## Begin RECORDS SUPPLIED
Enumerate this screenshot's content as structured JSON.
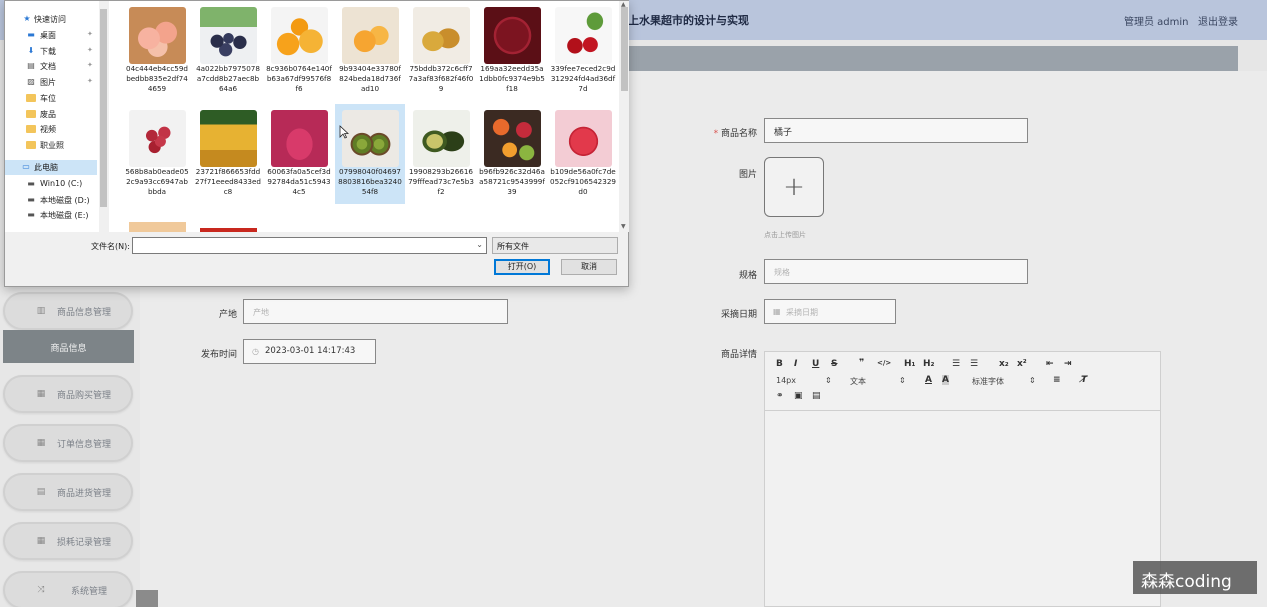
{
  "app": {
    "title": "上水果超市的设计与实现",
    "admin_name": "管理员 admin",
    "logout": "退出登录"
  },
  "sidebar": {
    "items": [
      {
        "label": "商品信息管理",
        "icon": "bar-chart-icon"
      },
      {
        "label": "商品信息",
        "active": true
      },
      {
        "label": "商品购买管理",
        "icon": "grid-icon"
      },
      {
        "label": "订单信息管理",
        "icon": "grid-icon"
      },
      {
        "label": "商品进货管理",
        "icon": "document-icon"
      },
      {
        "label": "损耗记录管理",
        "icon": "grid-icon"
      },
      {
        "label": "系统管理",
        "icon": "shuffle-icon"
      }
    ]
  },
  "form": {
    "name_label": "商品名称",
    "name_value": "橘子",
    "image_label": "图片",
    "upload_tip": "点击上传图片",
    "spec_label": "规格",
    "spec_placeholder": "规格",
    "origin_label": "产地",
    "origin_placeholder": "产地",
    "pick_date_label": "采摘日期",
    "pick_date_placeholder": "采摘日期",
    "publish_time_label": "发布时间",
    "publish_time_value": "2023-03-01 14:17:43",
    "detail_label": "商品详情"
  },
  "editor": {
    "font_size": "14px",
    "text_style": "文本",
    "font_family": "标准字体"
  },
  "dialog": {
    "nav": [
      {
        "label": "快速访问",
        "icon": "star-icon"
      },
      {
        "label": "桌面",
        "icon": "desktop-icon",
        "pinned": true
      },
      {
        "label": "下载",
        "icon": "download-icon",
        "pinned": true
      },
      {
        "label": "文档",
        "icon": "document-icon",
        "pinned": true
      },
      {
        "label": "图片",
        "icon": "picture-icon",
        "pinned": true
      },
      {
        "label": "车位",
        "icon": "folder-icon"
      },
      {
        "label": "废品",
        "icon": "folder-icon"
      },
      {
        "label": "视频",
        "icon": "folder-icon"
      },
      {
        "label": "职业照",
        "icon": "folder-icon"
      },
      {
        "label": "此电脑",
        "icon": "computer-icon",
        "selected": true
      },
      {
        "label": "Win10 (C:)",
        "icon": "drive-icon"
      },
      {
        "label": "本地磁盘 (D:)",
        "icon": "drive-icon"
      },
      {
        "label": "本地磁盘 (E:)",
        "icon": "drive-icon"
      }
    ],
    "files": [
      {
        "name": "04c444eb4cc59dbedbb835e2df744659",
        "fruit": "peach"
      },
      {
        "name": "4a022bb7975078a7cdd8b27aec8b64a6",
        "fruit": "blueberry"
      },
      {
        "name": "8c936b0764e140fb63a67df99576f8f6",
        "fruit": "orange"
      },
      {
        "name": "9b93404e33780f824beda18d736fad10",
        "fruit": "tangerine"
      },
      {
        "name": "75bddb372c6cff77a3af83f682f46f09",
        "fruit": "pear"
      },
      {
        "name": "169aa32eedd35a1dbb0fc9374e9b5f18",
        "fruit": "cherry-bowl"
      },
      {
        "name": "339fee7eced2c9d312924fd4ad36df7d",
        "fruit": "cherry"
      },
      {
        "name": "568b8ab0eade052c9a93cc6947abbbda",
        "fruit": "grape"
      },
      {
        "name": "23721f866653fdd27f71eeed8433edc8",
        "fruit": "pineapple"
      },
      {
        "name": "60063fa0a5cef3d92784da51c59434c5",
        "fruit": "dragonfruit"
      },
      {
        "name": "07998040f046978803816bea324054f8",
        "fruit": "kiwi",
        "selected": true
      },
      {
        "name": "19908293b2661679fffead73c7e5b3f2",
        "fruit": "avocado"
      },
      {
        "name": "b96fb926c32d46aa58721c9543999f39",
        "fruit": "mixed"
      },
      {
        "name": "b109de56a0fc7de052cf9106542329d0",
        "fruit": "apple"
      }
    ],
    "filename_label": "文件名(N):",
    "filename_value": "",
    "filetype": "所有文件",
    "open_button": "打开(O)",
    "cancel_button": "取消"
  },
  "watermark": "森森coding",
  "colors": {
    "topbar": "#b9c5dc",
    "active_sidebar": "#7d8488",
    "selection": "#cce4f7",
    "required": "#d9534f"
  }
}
## End RECORDS SUPPLIED
## Begin RECORDS SUPPLIED
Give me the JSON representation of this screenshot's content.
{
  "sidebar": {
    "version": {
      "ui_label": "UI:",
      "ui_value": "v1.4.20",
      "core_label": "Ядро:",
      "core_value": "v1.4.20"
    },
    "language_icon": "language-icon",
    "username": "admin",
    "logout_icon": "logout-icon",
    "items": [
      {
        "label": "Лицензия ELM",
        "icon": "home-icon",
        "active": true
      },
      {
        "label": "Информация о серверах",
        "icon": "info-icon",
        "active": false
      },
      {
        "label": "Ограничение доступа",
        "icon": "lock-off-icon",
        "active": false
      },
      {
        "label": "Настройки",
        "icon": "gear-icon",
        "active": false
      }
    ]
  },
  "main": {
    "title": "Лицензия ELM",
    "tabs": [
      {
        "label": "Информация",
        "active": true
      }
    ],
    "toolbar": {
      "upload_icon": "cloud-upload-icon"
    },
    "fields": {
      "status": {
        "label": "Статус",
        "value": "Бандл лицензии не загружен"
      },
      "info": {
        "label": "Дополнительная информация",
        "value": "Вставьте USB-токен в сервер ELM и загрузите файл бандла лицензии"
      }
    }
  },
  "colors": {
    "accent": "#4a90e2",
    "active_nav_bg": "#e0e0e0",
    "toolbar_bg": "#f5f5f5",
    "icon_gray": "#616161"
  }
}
## End RECORDS SUPPLIED
* YOUR OBJECTIVE
Filter the records above for lines containing the word "screenshot", and copy those lines.

* SOLUTION TO THE PROBLEM
Enumerate this screenshot's content as structured JSON.
Give me the JSON representation of this screenshot's content.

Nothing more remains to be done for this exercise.